*Input for this task*.
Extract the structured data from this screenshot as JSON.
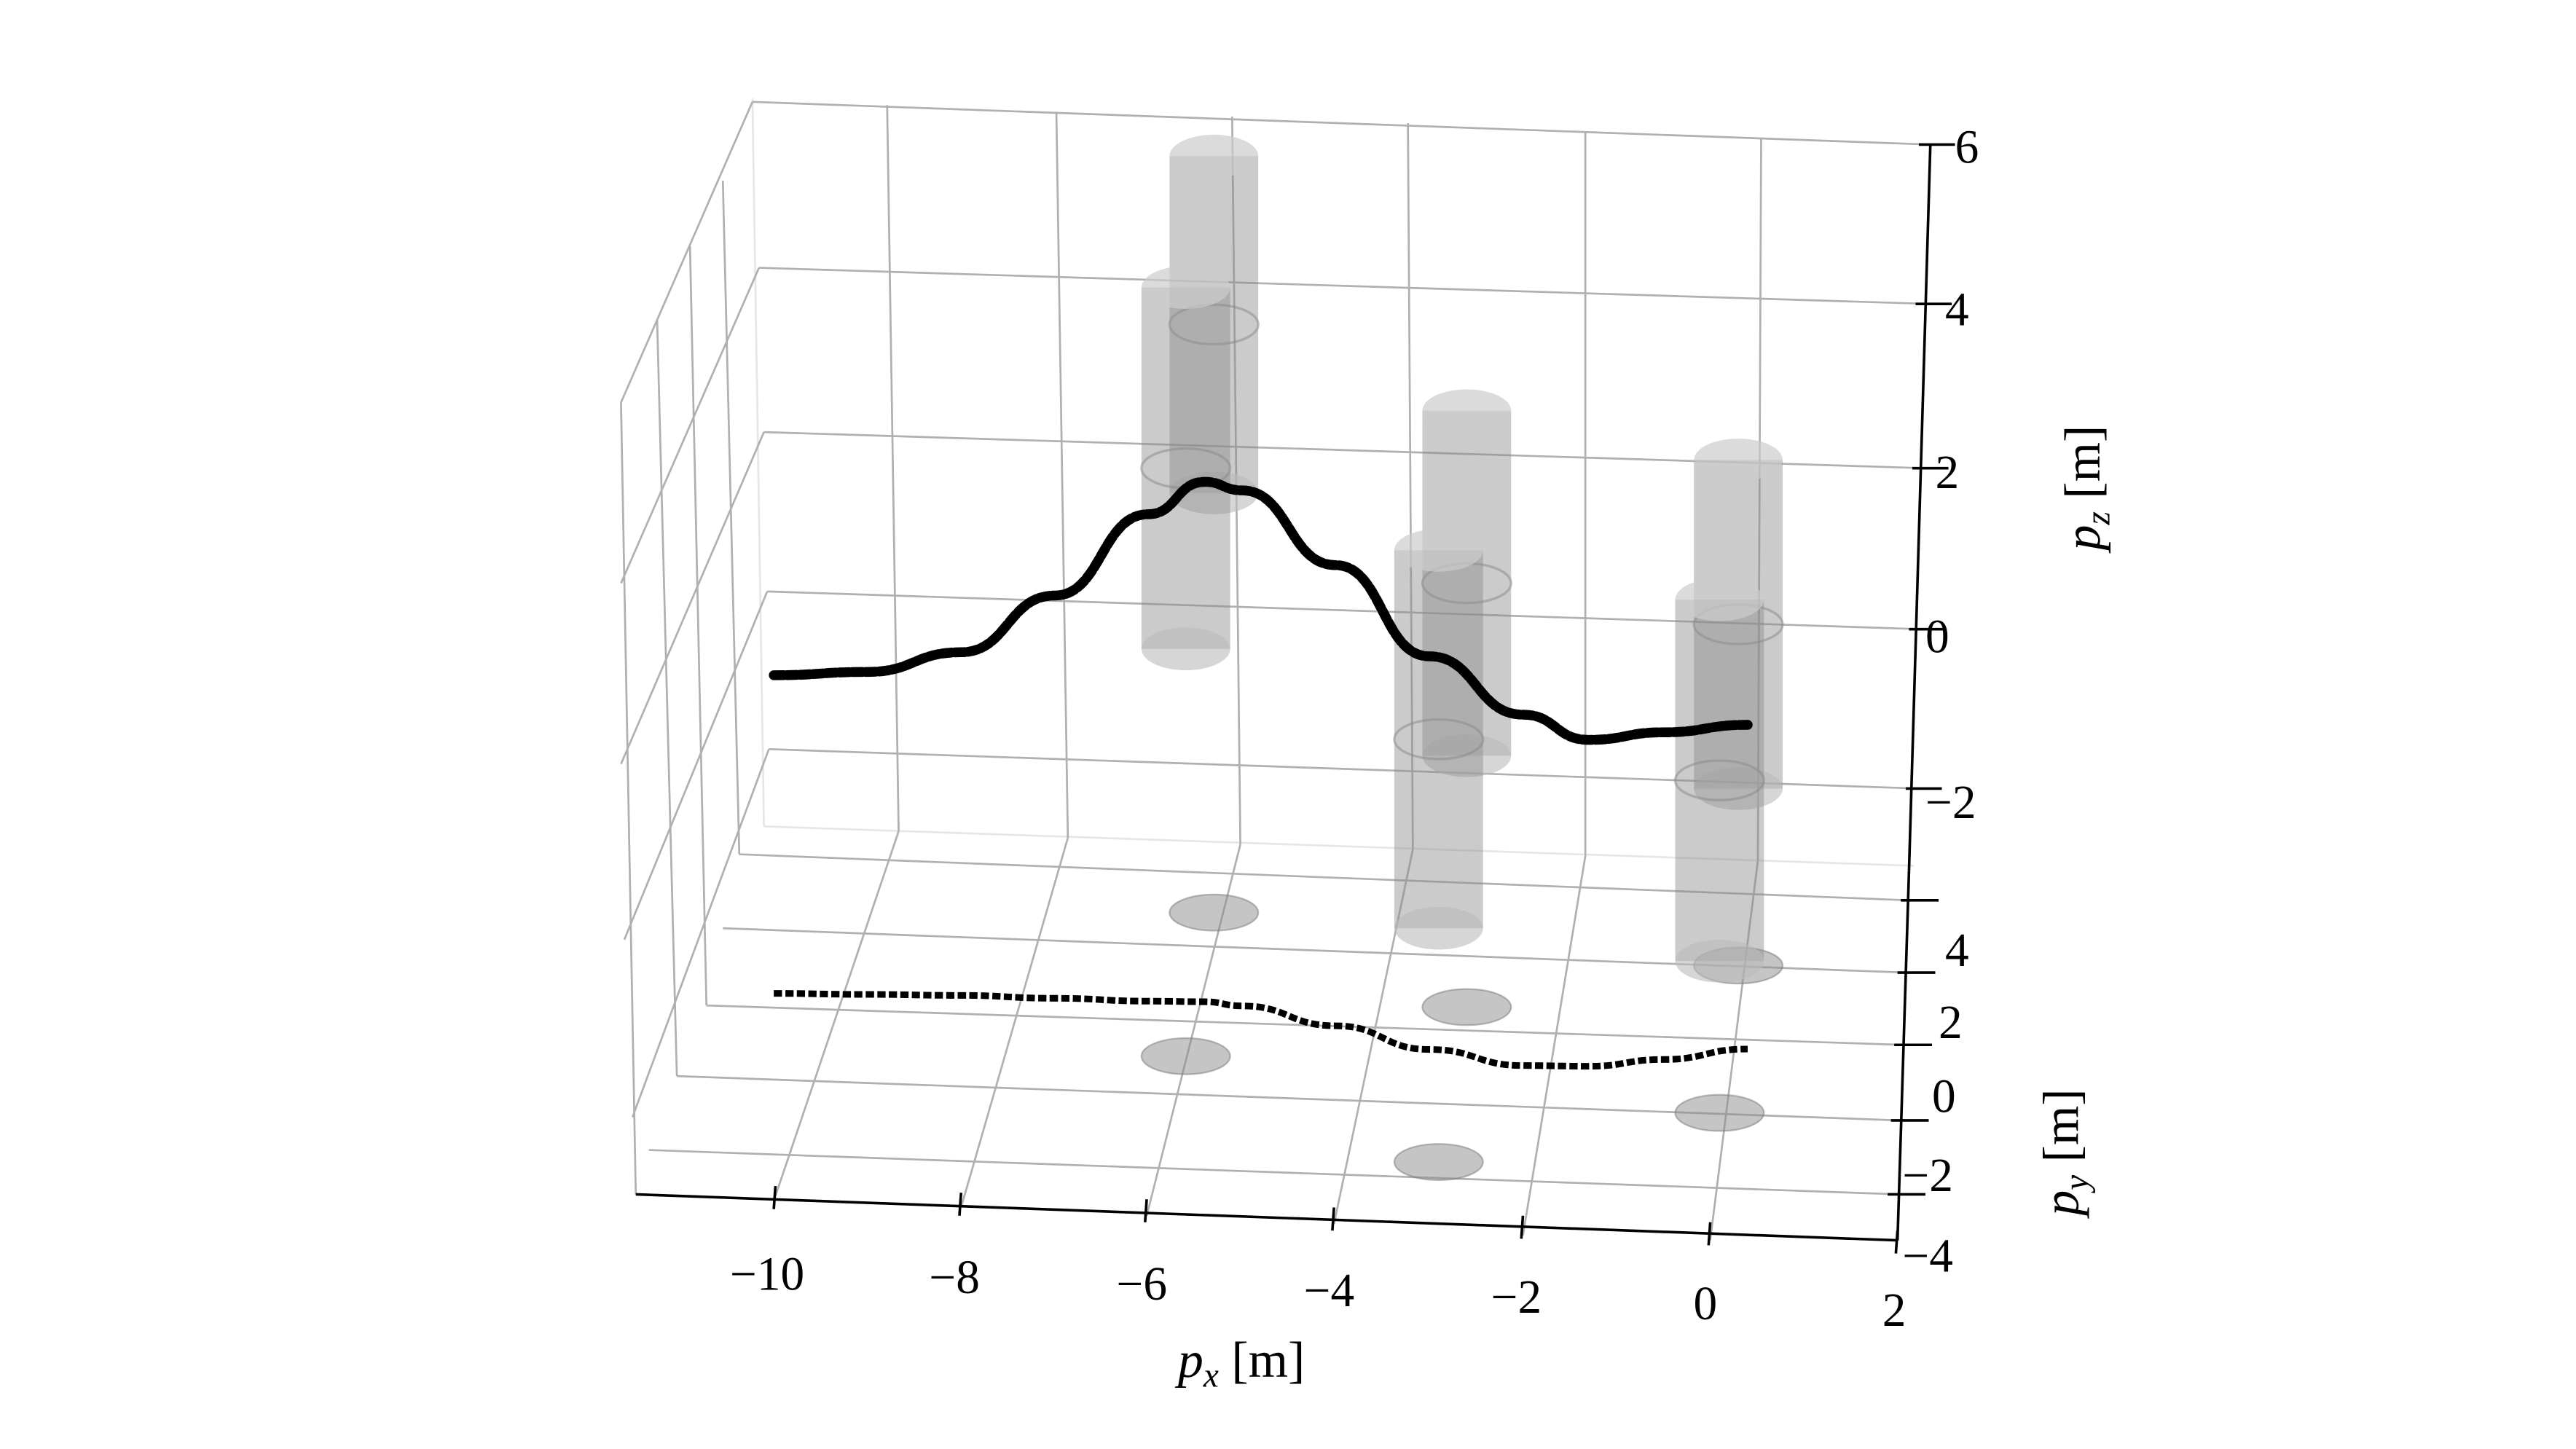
{
  "chart_data": {
    "type": "line3d",
    "xlabel_main": "p",
    "xlabel_sub": "x",
    "xlabel_unit": " [m]",
    "ylabel_main": "p",
    "ylabel_sub": "y",
    "ylabel_unit": " [m]",
    "zlabel_main": "p",
    "zlabel_sub": "z",
    "zlabel_unit": " [m]",
    "xlim": [
      -11.5,
      2
    ],
    "ylim": [
      -4,
      6
    ],
    "zlim": [
      -3,
      6
    ],
    "x_ticks": [
      "−10",
      "−8",
      "−6",
      "−4",
      "−2",
      "0",
      "2"
    ],
    "y_ticks": [
      "4",
      "2",
      "0",
      "−2",
      "−4"
    ],
    "z_ticks": [
      "6",
      "4",
      "2",
      "0",
      "−2"
    ],
    "grid": true,
    "trajectory": {
      "x": [
        -10,
        -9,
        -8,
        -7,
        -6,
        -5.4,
        -5,
        -4,
        -3,
        -2,
        -1.3,
        -0.5,
        0.4
      ],
      "y": [
        3.1,
        3.1,
        3.1,
        3.05,
        3.0,
        3.0,
        2.9,
        2.4,
        1.8,
        1.4,
        1.4,
        1.6,
        1.9
      ],
      "z": [
        -0.5,
        -0.45,
        -0.2,
        0.5,
        1.5,
        1.9,
        1.8,
        0.9,
        -0.2,
        -0.9,
        -1.2,
        -1.1,
        -1.0
      ],
      "color": "#000000",
      "style": "dotted markers",
      "projection_on_xy_plane": true
    },
    "obstacles": [
      {
        "x": -5.3,
        "y": 5.5
      },
      {
        "x": -5.6,
        "y": 1.7
      },
      {
        "x": -2.6,
        "y": 3.0
      },
      {
        "x": -2.9,
        "y": -1.1
      },
      {
        "x": 0.3,
        "y": 4.1
      },
      {
        "x": 0.1,
        "y": 0.2
      }
    ],
    "obstacle_color": "#8c8c8c"
  }
}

*What is needed*. Each line of the data is to be duplicated exactly; pictures stay out of the copy.

*Full response*.
Extract the structured data from this screenshot as JSON.
{
  "chart_data": {
    "type": "line3d",
    "xlabel_main": "p",
    "xlabel_sub": "x",
    "xlabel_unit": " [m]",
    "ylabel_main": "p",
    "ylabel_sub": "y",
    "ylabel_unit": " [m]",
    "zlabel_main": "p",
    "zlabel_sub": "z",
    "zlabel_unit": " [m]",
    "xlim": [
      -11.5,
      2
    ],
    "ylim": [
      -4,
      6
    ],
    "zlim": [
      -3,
      6
    ],
    "x_ticks": [
      "−10",
      "−8",
      "−6",
      "−4",
      "−2",
      "0",
      "2"
    ],
    "y_ticks": [
      "4",
      "2",
      "0",
      "−2",
      "−4"
    ],
    "z_ticks": [
      "6",
      "4",
      "2",
      "0",
      "−2"
    ],
    "grid": true,
    "trajectory": {
      "x": [
        -10,
        -9,
        -8,
        -7,
        -6,
        -5.4,
        -5,
        -4,
        -3,
        -2,
        -1.3,
        -0.5,
        0.4
      ],
      "y": [
        3.1,
        3.1,
        3.1,
        3.05,
        3.0,
        3.0,
        2.9,
        2.4,
        1.8,
        1.4,
        1.4,
        1.6,
        1.9
      ],
      "z": [
        -0.5,
        -0.45,
        -0.2,
        0.5,
        1.5,
        1.9,
        1.8,
        0.9,
        -0.2,
        -0.9,
        -1.2,
        -1.1,
        -1.0
      ],
      "color": "#000000",
      "style": "dotted markers",
      "projection_on_xy_plane": true
    },
    "obstacles": [
      {
        "x": -5.3,
        "y": 5.5
      },
      {
        "x": -5.6,
        "y": 1.7
      },
      {
        "x": -2.6,
        "y": 3.0
      },
      {
        "x": -2.9,
        "y": -1.1
      },
      {
        "x": 0.3,
        "y": 4.1
      },
      {
        "x": 0.1,
        "y": 0.2
      }
    ],
    "obstacle_color": "#8c8c8c"
  }
}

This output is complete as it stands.